— START Data lines —

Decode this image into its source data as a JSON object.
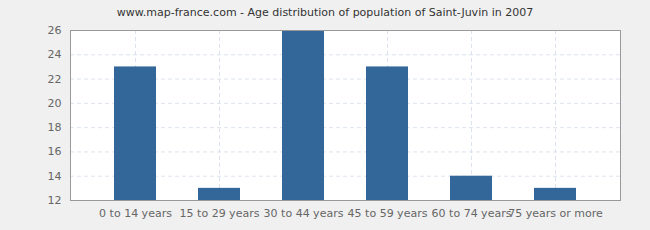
{
  "chart_data": {
    "type": "bar",
    "title": "www.map-france.com - Age distribution of population of Saint-Juvin in 2007",
    "categories": [
      "0 to 14 years",
      "15 to 29 years",
      "30 to 44 years",
      "45 to 59 years",
      "60 to 74 years",
      "75 years or more"
    ],
    "values": [
      23,
      13,
      26,
      23,
      14,
      13
    ],
    "color": "#336699",
    "ylim": [
      12,
      26
    ],
    "yticks": [
      12,
      14,
      16,
      18,
      20,
      22,
      24,
      26
    ],
    "grid": true
  }
}
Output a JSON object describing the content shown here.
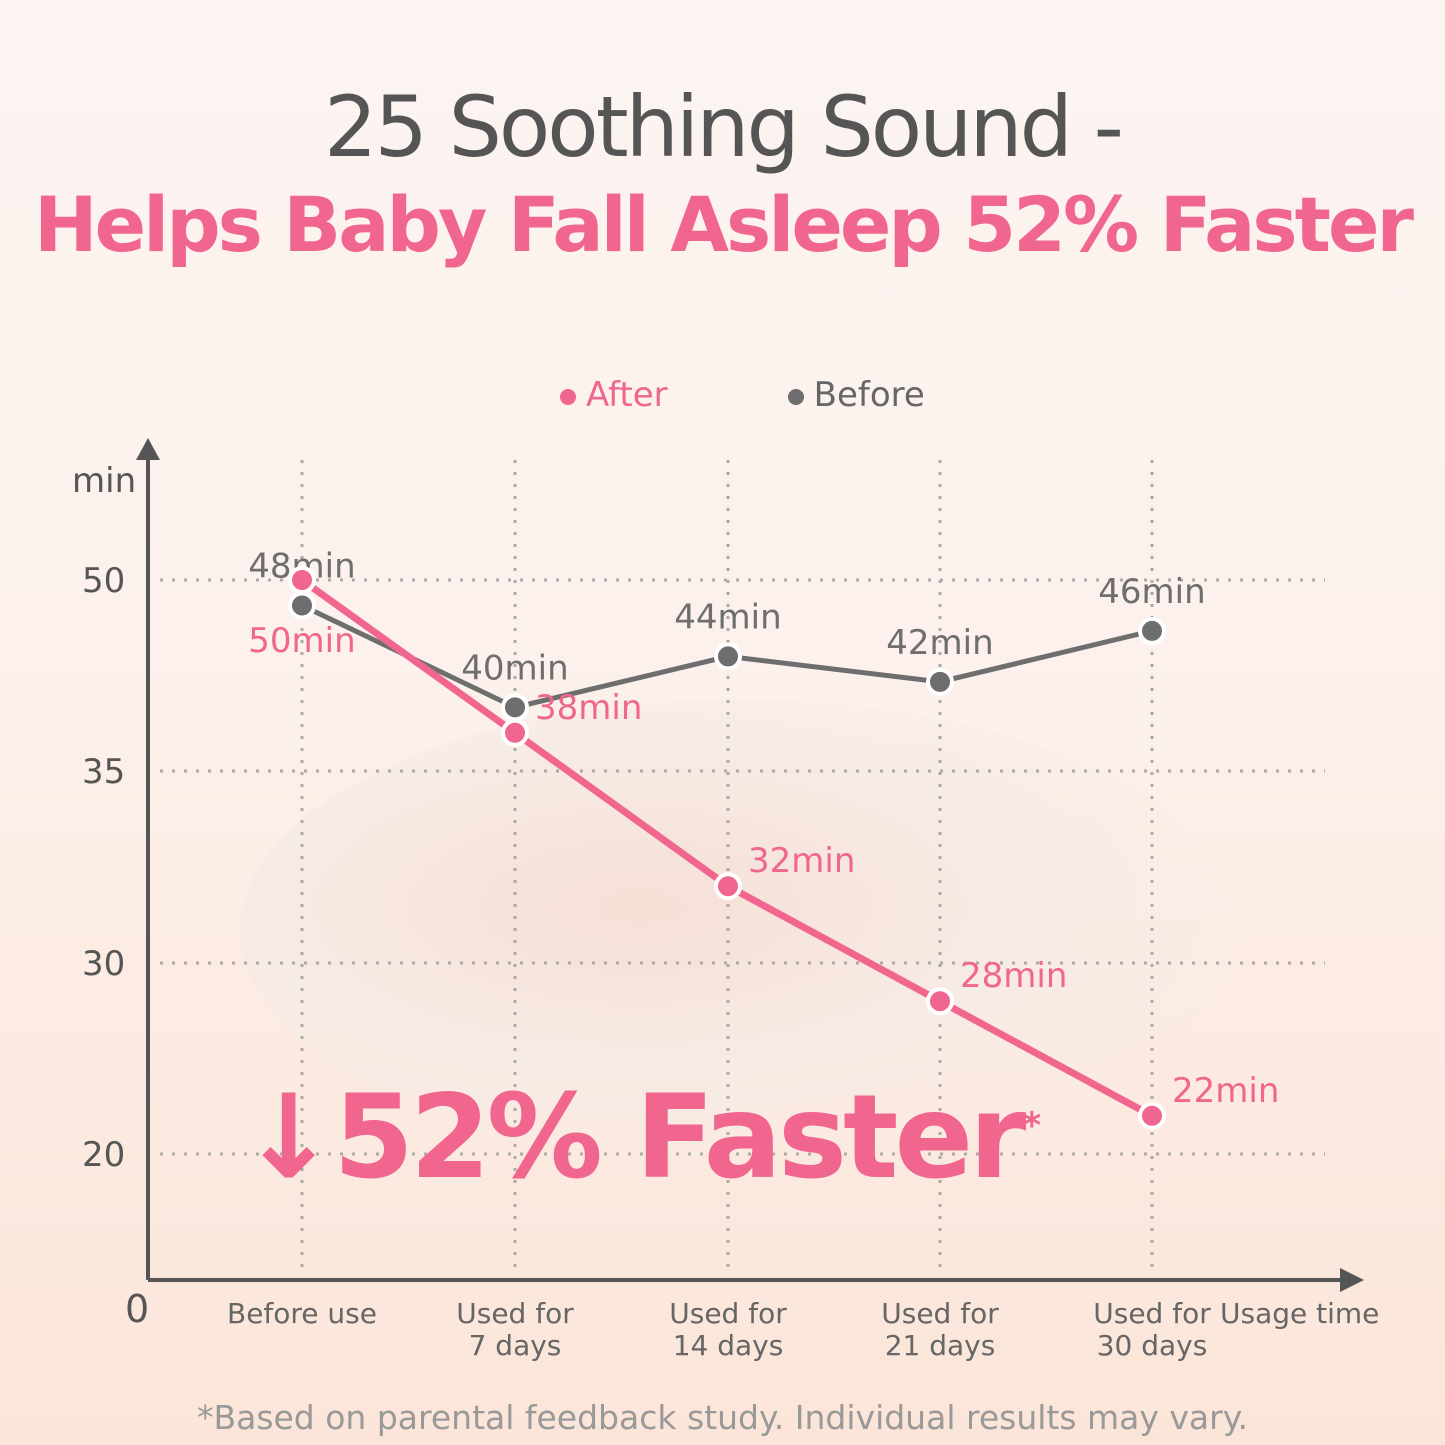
{
  "title_line1": "25 Soothing Sound -",
  "title_line2": "Helps Baby Fall Asleep 52% Faster",
  "legend": [
    {
      "label": "After",
      "color": "#f0668e"
    },
    {
      "label": "Before",
      "color": "#6e6e6e"
    }
  ],
  "callout": {
    "text": "↓52% Faster",
    "mark": "*"
  },
  "footnote": "*Based on parental feedback study. Individual results may vary.",
  "chart_data": {
    "type": "line",
    "ylabel": "min",
    "xlabel": "Usage time",
    "categories": [
      "Before use",
      "Used for\n7 days",
      "Used for\n14 days",
      "Used for\n21 days",
      "Used for\n30 days"
    ],
    "y_ticks": [
      0,
      20,
      30,
      35,
      50
    ],
    "grid": true,
    "legend_position": "top-center",
    "series": [
      {
        "name": "After",
        "color": "#f0668e",
        "values": [
          50,
          38,
          32,
          28,
          22
        ],
        "labels": [
          "50min",
          "38min",
          "32min",
          "28min",
          "22min"
        ]
      },
      {
        "name": "Before",
        "color": "#6e6e6e",
        "values": [
          48,
          40,
          44,
          42,
          46
        ],
        "labels": [
          "48min",
          "40min",
          "44min",
          "42min",
          "46min"
        ]
      }
    ]
  }
}
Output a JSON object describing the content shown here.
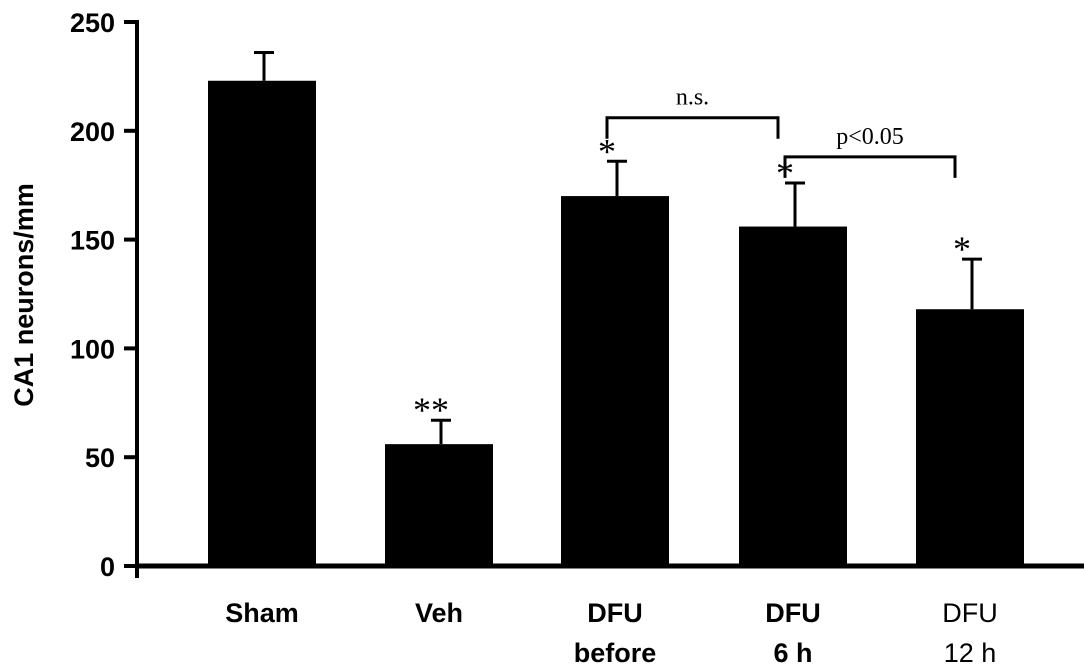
{
  "chart_data": {
    "type": "bar",
    "title": "",
    "xlabel": "",
    "ylabel": "CA1 neurons/mm",
    "ylim": [
      0,
      250
    ],
    "yticks": [
      "0",
      "50",
      "100",
      "150",
      "200",
      "250"
    ],
    "grid": false,
    "legend": "none",
    "bar_color": "#000000",
    "categories": [
      {
        "lines": [
          "Sham"
        ],
        "bold": true
      },
      {
        "lines": [
          "Veh"
        ],
        "bold": true
      },
      {
        "lines": [
          "DFU",
          "before"
        ],
        "bold": true
      },
      {
        "lines": [
          "DFU",
          "6 h"
        ],
        "bold": true
      },
      {
        "lines": [
          "DFU",
          "12 h"
        ],
        "bold": false
      }
    ],
    "values": [
      223,
      56,
      170,
      156,
      118
    ],
    "errors": [
      13,
      11,
      16,
      20,
      23
    ],
    "significance_marks": [
      "",
      "**",
      "*",
      "*",
      "*"
    ],
    "comparisons": [
      {
        "from": 2,
        "to": 3,
        "label": "n.s.",
        "y": 206
      },
      {
        "from": 3,
        "to": 4,
        "label": "p<0.05",
        "y": 188
      }
    ]
  }
}
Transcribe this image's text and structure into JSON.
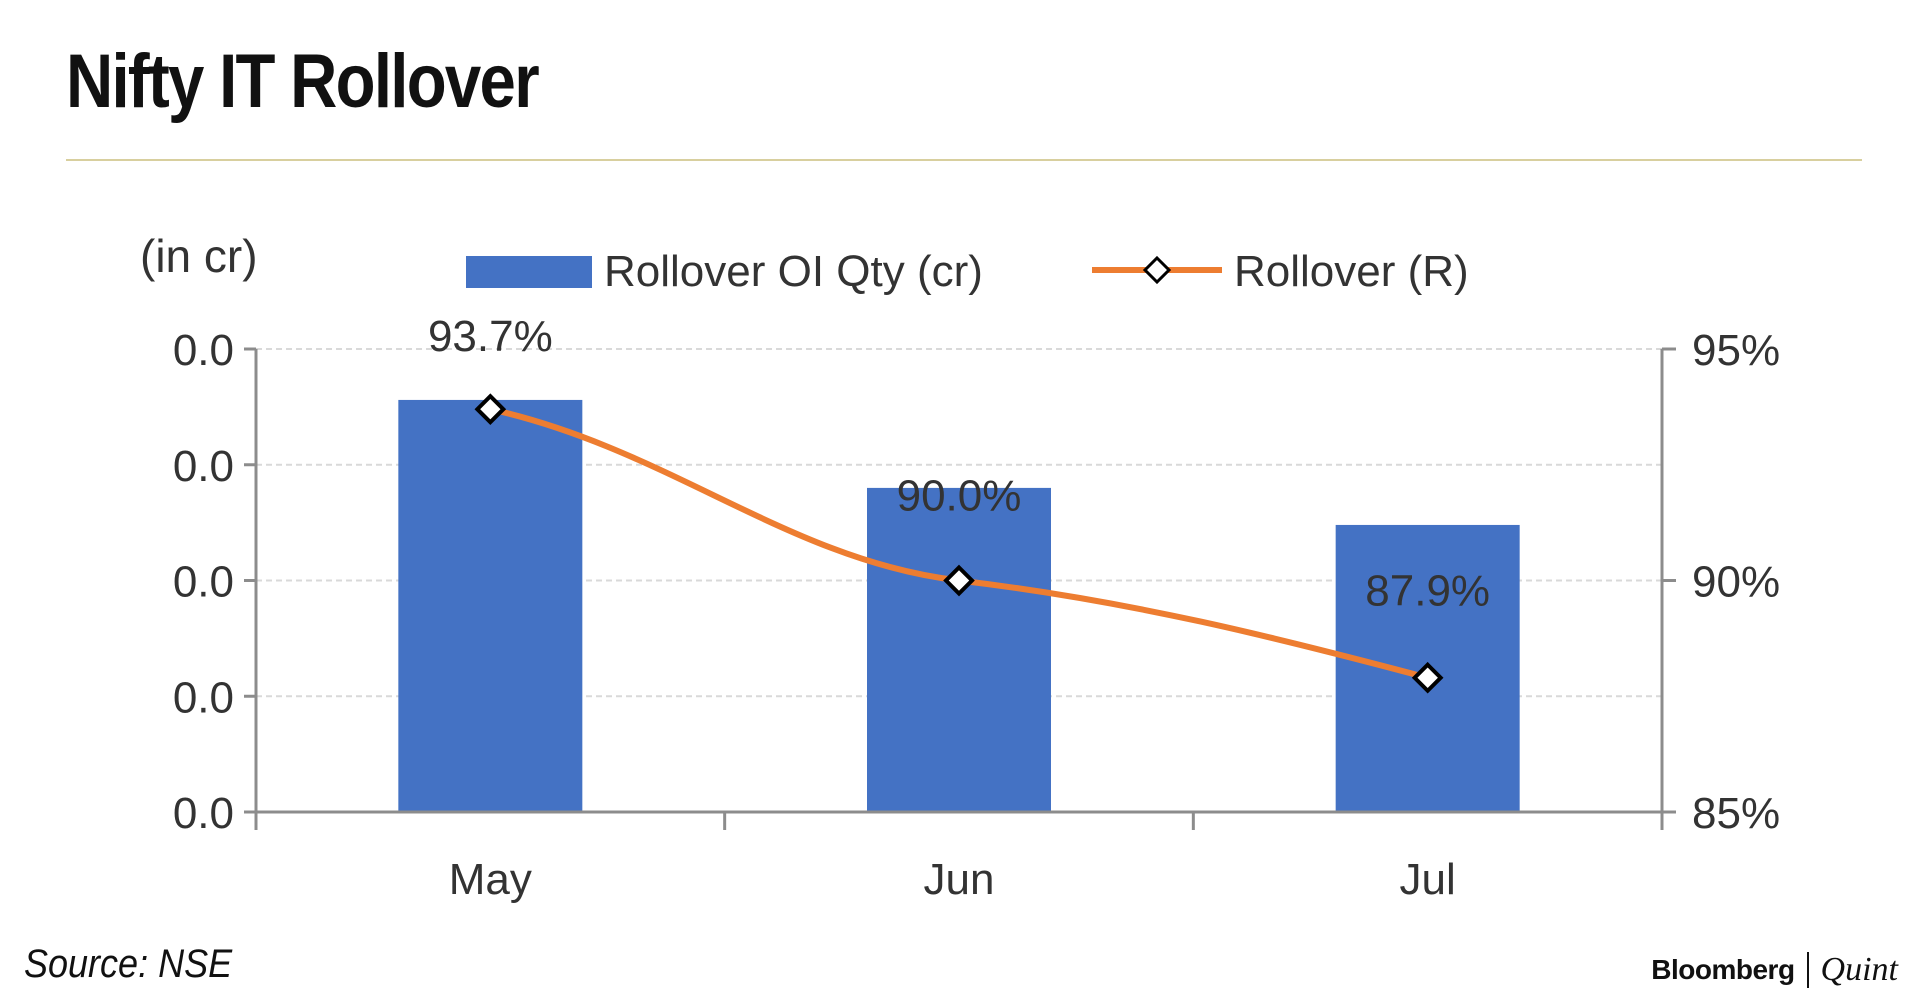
{
  "header": {
    "title": "Nifty IT Rollover"
  },
  "footer": {
    "source": "Source: NSE",
    "logo_left": "Bloomberg",
    "logo_right": "Quint"
  },
  "colors": {
    "bar": "#4472C4",
    "line": "#ED7D31",
    "marker_fill": "#ffffff",
    "marker_stroke": "#000000",
    "grid": "#d9d9d9",
    "axis": "#8c8c8c",
    "text": "#333333"
  },
  "chart_data": {
    "type": "bar",
    "categories": [
      "May",
      "Jun",
      "Jul"
    ],
    "left_axis": {
      "label": "(in cr)",
      "ticks": [
        "0.0",
        "0.0",
        "0.0",
        "0.0",
        "0.0"
      ]
    },
    "right_axis": {
      "ticks": [
        "95%",
        "90%",
        "85%"
      ],
      "ylim": [
        85,
        95
      ]
    },
    "series": [
      {
        "name": "Rollover OI Qty (cr)",
        "type": "bar",
        "axis": "left",
        "values": [
          0.0,
          0.0,
          0.0
        ],
        "relative_heights": [
          0.89,
          0.7,
          0.62
        ]
      },
      {
        "name": "Rollover (R)",
        "type": "line",
        "axis": "right",
        "values": [
          93.7,
          90.0,
          87.9
        ],
        "labels": [
          "93.7%",
          "90.0%",
          "87.9%"
        ]
      }
    ],
    "grid": true,
    "legend": "top"
  }
}
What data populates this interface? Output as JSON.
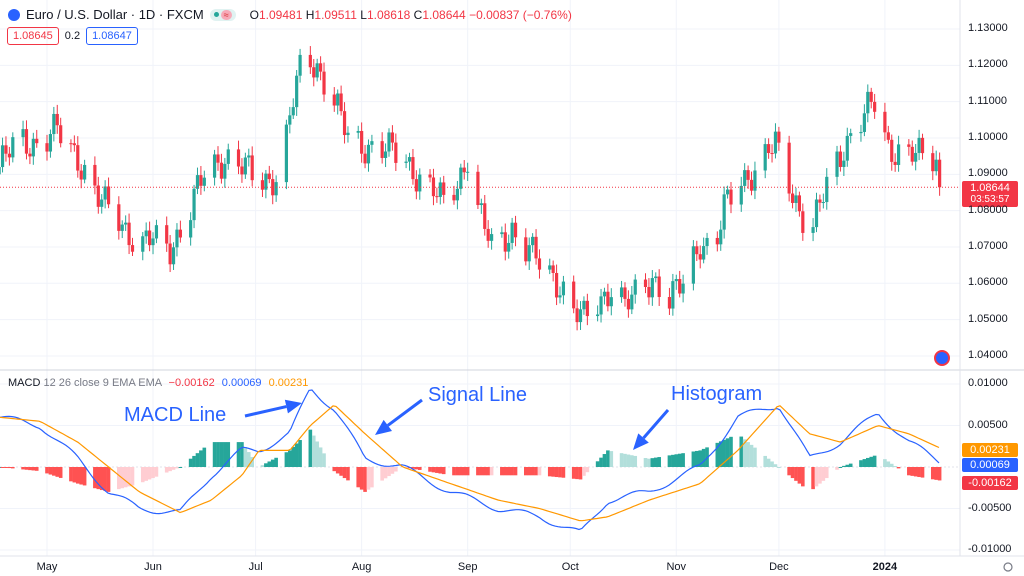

— END Data lines —

**Goal**: Return the lines of the records that include the string "text".

**Complete output**:
    "text": "↓52% Faster",
Transcribe this image's text and structure into JSON.
    "text": "#333333"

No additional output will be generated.